## Goal
From the listing below, extract every line containing "xlabel".

===== Records supplied =====

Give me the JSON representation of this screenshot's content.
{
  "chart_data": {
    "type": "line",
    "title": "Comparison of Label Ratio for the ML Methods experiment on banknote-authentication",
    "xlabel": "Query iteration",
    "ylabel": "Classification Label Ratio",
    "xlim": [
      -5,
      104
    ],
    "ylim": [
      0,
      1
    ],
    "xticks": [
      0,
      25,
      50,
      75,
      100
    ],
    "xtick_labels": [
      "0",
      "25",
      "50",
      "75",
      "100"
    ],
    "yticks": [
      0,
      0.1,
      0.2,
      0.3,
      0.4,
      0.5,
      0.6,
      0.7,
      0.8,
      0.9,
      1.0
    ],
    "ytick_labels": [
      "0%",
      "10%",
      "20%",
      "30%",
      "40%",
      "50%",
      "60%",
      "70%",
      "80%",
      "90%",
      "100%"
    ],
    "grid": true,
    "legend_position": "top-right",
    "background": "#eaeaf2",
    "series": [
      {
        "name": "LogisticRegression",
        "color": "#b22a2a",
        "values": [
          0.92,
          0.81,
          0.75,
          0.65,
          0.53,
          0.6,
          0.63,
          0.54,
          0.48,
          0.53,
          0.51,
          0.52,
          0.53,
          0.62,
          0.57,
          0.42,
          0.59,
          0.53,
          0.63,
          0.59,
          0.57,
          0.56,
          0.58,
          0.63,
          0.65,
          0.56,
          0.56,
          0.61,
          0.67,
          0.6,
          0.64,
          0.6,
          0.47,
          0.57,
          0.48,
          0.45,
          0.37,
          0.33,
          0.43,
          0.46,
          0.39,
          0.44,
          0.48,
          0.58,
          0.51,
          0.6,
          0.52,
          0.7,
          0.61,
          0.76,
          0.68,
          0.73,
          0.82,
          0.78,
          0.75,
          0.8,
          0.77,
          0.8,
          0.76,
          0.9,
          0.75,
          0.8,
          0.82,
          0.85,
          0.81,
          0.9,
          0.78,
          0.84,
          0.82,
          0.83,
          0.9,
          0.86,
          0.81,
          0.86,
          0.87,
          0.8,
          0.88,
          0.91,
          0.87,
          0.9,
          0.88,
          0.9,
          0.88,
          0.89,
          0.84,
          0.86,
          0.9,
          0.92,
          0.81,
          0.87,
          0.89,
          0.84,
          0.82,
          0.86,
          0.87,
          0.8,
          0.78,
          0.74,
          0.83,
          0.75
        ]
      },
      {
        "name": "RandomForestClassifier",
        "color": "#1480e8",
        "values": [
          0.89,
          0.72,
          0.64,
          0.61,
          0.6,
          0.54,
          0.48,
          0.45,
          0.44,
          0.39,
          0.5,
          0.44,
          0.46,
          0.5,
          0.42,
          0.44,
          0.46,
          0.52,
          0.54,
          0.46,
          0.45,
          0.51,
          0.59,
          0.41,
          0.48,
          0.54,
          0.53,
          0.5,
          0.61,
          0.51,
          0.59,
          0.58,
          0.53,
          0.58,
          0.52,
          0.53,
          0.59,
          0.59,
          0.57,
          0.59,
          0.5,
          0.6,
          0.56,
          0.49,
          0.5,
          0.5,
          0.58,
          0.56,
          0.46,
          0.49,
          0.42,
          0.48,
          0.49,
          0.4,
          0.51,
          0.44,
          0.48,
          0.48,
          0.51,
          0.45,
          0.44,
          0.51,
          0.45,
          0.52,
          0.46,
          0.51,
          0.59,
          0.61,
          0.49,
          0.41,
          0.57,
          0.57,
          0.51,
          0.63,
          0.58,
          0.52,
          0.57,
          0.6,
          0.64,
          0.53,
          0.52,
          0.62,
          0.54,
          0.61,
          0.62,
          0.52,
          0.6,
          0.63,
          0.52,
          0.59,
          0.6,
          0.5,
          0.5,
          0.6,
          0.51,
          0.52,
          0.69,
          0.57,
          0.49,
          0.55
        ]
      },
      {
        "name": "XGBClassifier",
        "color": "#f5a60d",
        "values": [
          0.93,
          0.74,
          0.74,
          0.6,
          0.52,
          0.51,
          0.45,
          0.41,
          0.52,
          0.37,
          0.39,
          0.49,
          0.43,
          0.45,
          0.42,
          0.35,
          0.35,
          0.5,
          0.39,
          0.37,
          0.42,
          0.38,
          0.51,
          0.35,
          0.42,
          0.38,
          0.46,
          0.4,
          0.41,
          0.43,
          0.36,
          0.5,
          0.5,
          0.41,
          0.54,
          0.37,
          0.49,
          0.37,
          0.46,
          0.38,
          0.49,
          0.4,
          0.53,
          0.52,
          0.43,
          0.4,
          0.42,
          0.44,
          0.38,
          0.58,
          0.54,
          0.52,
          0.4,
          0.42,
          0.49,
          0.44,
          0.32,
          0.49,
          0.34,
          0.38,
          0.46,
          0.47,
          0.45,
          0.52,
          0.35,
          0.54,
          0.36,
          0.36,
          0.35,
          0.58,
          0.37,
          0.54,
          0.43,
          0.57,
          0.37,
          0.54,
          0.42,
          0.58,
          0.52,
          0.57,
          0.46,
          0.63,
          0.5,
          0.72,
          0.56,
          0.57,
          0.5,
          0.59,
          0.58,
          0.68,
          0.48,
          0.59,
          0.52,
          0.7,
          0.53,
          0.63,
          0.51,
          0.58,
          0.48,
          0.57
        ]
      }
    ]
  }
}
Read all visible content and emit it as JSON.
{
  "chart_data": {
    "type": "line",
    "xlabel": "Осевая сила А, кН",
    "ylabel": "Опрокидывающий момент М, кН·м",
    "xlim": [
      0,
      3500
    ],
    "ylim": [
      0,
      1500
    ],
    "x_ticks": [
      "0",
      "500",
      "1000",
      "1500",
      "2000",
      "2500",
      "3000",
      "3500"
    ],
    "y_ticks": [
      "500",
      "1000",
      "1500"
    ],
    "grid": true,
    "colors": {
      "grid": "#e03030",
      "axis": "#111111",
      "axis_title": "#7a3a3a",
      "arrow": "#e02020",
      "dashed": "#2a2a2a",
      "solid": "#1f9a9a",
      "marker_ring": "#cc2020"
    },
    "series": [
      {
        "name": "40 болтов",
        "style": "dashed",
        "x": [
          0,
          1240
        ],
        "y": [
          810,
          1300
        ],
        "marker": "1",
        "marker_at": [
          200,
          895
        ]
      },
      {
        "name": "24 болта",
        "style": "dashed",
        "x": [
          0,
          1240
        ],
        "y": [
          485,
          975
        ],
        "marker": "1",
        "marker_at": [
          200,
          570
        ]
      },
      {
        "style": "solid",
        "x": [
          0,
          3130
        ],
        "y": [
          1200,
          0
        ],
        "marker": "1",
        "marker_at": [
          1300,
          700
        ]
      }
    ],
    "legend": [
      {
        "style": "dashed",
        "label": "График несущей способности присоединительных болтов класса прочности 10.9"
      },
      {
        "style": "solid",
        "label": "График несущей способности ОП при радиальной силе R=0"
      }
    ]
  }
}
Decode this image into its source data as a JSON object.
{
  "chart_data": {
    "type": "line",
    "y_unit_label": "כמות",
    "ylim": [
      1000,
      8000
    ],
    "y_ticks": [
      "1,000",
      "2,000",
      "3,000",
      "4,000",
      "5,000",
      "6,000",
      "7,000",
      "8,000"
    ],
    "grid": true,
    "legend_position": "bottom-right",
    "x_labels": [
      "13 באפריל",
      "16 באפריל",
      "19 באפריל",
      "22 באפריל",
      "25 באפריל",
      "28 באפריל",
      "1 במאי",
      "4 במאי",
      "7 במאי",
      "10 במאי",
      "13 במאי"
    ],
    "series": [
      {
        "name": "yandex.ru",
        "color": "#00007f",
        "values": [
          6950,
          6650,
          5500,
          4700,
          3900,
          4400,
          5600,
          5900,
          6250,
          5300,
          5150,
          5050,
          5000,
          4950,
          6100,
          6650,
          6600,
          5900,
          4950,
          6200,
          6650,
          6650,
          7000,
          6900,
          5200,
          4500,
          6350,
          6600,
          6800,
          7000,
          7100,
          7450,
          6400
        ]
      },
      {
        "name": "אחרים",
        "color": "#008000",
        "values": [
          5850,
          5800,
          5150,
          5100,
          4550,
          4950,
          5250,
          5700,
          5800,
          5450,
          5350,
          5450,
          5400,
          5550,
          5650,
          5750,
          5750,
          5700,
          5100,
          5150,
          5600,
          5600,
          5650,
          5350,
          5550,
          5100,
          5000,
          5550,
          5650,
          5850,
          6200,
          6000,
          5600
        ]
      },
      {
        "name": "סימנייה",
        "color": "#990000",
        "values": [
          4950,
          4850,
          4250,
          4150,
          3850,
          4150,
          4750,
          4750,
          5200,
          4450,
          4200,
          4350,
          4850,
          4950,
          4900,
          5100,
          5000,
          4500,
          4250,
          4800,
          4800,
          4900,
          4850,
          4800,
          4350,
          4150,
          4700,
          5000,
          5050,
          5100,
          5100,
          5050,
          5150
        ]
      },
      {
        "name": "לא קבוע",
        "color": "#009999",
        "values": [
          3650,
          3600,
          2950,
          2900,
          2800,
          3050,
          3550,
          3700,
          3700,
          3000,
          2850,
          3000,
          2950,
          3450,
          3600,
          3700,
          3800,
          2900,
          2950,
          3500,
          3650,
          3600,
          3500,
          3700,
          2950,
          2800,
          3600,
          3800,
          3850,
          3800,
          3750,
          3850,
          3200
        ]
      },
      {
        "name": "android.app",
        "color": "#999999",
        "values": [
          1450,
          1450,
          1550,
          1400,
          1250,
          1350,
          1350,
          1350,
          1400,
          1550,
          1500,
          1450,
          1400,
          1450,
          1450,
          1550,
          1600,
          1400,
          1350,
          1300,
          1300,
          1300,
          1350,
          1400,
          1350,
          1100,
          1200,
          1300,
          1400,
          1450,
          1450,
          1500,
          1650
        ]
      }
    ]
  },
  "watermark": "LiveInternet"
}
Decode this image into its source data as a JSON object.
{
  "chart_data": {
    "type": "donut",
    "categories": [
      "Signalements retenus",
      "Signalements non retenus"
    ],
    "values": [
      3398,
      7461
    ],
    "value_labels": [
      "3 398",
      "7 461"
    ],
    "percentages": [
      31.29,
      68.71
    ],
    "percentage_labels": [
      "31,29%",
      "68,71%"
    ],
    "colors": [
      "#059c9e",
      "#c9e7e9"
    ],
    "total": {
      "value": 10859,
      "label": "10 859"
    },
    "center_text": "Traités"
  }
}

=====

## Solution
    "xlabel": "Query iteration",
    "xlabel": "Осевая сила А, кН",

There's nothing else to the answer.